● **Written request**: Copy exactly, and only, the lines from the line containing "Parse this screenshot: output" through the last line of the records below, both included.

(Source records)

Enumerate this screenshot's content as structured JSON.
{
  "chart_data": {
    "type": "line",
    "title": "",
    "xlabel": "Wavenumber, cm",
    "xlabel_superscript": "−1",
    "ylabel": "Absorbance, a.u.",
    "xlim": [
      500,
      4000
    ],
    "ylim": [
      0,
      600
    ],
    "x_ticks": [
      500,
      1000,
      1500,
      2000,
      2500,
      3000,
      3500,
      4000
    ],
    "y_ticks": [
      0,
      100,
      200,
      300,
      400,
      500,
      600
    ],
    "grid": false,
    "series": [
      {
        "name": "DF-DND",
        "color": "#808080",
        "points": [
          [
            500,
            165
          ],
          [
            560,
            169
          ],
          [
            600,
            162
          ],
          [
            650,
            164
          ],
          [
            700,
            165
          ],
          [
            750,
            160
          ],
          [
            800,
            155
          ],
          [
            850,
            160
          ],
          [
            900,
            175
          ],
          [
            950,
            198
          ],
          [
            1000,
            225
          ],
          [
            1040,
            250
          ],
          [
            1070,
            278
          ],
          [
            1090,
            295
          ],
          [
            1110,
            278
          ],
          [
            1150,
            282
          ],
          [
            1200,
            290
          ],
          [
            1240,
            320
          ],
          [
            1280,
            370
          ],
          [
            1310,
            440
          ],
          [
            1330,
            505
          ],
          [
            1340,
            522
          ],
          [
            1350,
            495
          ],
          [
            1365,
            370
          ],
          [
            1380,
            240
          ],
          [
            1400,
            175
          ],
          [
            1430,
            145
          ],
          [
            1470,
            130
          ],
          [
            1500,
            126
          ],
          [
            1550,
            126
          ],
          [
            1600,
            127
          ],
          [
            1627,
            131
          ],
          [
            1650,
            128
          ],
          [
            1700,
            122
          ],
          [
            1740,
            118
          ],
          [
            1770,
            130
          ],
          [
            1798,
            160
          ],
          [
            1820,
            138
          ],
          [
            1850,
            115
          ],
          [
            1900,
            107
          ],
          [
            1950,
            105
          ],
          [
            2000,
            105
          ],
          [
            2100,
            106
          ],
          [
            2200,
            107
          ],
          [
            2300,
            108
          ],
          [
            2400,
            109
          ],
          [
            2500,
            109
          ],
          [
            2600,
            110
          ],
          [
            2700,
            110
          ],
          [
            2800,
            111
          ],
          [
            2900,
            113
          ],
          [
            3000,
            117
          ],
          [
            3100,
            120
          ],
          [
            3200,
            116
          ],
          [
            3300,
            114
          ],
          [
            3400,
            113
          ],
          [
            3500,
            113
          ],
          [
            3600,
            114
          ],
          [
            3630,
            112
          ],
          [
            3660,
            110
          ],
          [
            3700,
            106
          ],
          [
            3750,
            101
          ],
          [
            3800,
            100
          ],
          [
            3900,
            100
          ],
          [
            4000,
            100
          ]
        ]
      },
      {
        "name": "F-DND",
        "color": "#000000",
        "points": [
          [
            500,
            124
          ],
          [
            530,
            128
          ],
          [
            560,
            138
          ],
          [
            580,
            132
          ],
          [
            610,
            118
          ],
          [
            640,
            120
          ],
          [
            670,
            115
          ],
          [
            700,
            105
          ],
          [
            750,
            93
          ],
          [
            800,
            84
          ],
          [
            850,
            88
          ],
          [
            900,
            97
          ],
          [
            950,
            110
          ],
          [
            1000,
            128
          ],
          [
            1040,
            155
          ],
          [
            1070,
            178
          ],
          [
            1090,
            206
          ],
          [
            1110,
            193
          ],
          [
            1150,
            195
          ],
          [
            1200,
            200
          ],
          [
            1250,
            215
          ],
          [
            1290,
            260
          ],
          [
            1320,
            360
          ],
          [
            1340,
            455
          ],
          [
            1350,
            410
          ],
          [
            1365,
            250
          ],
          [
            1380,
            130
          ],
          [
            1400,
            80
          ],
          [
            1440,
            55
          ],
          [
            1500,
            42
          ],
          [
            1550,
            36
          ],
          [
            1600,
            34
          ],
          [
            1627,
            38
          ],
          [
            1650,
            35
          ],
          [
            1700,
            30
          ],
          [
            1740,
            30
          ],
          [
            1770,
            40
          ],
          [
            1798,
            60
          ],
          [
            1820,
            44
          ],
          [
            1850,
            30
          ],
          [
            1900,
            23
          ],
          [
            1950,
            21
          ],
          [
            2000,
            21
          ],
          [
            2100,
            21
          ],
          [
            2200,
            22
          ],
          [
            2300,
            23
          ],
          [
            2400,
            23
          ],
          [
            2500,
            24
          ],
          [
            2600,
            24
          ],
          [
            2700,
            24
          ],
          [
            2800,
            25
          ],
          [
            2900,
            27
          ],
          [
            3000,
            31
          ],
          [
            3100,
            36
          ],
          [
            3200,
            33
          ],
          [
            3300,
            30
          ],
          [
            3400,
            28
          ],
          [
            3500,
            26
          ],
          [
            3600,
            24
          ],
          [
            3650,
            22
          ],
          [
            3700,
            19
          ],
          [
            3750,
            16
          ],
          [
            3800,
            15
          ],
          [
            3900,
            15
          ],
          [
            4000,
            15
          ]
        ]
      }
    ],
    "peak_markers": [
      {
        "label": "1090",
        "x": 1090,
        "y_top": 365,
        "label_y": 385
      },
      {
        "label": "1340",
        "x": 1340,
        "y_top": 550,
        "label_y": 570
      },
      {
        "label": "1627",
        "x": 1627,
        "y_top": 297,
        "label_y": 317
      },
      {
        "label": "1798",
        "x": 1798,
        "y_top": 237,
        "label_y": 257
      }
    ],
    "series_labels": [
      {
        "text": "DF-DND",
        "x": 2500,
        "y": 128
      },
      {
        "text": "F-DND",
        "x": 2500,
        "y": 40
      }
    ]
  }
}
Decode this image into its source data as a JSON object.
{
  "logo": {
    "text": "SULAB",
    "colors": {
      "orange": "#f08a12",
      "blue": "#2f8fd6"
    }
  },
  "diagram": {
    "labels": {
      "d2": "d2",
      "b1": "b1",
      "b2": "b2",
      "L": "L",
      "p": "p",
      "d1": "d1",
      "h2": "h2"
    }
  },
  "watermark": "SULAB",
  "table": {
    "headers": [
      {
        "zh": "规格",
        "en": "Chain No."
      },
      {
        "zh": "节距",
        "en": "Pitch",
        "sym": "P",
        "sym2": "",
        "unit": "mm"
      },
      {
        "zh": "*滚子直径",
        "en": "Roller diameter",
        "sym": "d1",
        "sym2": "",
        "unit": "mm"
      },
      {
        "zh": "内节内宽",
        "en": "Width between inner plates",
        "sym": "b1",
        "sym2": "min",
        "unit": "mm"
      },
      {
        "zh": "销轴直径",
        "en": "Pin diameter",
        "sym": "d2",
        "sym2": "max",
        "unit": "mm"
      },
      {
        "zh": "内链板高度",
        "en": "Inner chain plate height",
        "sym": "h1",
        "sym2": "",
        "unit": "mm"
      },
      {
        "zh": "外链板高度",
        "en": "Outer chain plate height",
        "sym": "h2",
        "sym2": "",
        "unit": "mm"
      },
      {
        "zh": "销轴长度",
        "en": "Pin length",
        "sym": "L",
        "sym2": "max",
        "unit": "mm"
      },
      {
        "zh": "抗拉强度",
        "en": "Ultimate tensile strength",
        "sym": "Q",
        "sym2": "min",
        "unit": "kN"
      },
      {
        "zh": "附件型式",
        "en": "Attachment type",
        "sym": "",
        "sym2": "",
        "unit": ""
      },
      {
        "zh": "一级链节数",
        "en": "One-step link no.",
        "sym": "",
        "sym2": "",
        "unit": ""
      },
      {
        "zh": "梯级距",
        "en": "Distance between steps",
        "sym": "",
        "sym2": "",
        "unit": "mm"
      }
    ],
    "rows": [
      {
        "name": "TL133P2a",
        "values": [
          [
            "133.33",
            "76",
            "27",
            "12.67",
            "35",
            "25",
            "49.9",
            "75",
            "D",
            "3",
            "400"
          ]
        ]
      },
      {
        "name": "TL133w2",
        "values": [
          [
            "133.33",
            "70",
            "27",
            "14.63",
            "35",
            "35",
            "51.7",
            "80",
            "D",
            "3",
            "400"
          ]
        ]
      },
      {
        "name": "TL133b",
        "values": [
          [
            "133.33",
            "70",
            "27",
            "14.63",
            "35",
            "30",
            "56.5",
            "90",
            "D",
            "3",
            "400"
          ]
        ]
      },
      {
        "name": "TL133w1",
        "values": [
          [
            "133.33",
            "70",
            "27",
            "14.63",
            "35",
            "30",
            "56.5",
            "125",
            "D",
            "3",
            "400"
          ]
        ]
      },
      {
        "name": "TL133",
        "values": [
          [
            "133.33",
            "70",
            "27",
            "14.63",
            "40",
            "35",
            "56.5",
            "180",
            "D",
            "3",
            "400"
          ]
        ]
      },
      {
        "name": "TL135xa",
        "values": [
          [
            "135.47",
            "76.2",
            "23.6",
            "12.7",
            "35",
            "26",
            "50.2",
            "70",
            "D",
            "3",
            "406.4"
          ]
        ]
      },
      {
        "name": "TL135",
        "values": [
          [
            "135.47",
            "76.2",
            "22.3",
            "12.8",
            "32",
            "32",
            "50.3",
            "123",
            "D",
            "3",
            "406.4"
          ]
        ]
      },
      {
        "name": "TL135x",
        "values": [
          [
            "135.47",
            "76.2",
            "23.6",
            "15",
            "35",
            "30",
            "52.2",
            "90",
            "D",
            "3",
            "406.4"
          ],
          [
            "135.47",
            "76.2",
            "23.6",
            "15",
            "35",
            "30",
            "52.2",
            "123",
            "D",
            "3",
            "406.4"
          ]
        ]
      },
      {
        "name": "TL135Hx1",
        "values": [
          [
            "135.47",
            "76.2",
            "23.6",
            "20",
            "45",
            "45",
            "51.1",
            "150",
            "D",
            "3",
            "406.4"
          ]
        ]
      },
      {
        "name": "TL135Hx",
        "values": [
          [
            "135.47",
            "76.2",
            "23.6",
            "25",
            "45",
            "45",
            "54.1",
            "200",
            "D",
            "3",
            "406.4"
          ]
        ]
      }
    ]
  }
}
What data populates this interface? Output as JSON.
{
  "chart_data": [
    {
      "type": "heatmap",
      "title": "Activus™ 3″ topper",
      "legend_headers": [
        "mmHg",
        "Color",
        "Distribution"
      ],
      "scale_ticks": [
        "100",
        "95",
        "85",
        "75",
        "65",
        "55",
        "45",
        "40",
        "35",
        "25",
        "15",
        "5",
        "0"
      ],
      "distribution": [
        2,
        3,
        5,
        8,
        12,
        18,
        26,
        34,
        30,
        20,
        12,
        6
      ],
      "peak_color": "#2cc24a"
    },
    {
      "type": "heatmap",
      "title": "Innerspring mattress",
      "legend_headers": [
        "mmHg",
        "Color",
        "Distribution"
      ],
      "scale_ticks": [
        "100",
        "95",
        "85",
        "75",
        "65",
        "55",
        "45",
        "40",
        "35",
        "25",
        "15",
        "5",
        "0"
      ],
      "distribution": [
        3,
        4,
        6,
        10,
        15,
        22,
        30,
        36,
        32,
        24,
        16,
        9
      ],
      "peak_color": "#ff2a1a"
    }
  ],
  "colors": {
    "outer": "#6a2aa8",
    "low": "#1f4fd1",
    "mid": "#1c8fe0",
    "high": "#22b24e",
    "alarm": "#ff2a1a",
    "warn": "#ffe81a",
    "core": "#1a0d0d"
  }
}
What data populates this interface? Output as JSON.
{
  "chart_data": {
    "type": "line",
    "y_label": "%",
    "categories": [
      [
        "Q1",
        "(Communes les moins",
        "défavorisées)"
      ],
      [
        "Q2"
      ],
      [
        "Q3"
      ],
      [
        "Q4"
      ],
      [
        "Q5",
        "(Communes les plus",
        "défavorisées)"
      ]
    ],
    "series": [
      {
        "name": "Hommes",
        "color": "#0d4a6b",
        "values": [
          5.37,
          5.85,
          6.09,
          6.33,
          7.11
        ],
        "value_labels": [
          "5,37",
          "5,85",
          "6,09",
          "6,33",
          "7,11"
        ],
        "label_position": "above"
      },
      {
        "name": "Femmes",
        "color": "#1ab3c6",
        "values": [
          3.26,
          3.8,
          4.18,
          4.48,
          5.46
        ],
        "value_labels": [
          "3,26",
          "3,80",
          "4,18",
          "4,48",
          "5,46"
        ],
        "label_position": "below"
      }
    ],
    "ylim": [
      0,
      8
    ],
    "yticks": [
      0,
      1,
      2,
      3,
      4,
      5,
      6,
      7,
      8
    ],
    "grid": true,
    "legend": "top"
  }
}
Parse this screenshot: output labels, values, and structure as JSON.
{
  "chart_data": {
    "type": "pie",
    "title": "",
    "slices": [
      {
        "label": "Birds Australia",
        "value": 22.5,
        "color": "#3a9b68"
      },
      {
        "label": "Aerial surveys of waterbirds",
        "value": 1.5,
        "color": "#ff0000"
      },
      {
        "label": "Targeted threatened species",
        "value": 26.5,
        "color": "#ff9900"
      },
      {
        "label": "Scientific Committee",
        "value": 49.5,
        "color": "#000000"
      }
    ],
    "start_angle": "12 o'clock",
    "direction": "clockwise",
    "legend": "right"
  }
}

● **Reply to the task**:
Parse this screenshot: output labels, values, and structure as JSON.
{
  "chart_data": {
    "type": "pie",
    "title": "",
    "slices": [
      {
        "label": "Birds Australia",
        "value": 22.5,
        "color": "#3a9b68"
      },
      {
        "label": "Aerial surveys of waterbirds",
        "value": 1.5,
        "color": "#ff0000"
      },
      {
        "label": "Targeted threatened species",
        "value": 26.5,
        "color": "#ff9900"
      },
      {
        "label": "Scientific Committee",
        "value": 49.5,
        "color": "#000000"
      }
    ],
    "start_angle": "12 o'clock",
    "direction": "clockwise",
    "legend": "right"
  }
}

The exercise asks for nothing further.